Find every line with the word "tlačítko" and report how many there are, without any other text.

--

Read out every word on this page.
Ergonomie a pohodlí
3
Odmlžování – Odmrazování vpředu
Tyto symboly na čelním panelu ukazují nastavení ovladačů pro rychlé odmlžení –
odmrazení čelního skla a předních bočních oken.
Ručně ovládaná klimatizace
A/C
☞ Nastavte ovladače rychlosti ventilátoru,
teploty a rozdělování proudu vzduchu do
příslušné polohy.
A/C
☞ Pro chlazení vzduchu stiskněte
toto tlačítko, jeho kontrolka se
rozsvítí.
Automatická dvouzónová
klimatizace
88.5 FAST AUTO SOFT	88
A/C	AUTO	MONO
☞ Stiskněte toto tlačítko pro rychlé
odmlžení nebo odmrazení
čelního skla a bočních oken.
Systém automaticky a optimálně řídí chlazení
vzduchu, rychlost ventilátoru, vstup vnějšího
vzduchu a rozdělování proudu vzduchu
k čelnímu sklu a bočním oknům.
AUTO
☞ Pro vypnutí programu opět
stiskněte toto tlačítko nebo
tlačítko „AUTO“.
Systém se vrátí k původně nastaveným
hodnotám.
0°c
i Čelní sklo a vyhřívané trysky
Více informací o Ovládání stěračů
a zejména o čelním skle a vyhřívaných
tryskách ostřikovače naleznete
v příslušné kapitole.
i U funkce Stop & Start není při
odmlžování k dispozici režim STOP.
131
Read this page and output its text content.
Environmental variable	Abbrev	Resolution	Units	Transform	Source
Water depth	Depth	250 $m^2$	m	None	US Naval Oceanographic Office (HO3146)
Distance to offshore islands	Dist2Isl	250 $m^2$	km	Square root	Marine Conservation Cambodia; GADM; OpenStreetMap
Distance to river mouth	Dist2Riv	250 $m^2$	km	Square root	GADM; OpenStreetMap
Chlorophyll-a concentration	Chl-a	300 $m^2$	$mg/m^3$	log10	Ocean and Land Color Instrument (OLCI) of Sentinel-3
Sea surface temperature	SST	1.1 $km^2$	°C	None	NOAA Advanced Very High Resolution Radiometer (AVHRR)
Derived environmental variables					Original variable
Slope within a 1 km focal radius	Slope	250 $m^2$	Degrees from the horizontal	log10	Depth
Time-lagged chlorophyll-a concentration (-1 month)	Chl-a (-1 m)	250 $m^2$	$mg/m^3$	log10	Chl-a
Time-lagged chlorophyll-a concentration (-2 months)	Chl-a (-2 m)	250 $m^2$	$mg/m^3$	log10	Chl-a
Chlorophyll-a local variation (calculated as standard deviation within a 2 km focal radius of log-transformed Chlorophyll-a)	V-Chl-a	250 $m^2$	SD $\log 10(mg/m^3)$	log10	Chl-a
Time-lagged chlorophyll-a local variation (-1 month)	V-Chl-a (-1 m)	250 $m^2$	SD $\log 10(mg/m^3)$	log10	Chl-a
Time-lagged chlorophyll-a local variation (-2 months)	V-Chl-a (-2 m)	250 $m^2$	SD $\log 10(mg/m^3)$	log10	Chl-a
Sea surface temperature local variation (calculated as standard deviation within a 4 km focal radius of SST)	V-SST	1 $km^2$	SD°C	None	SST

--

_Result of the exercise_.
4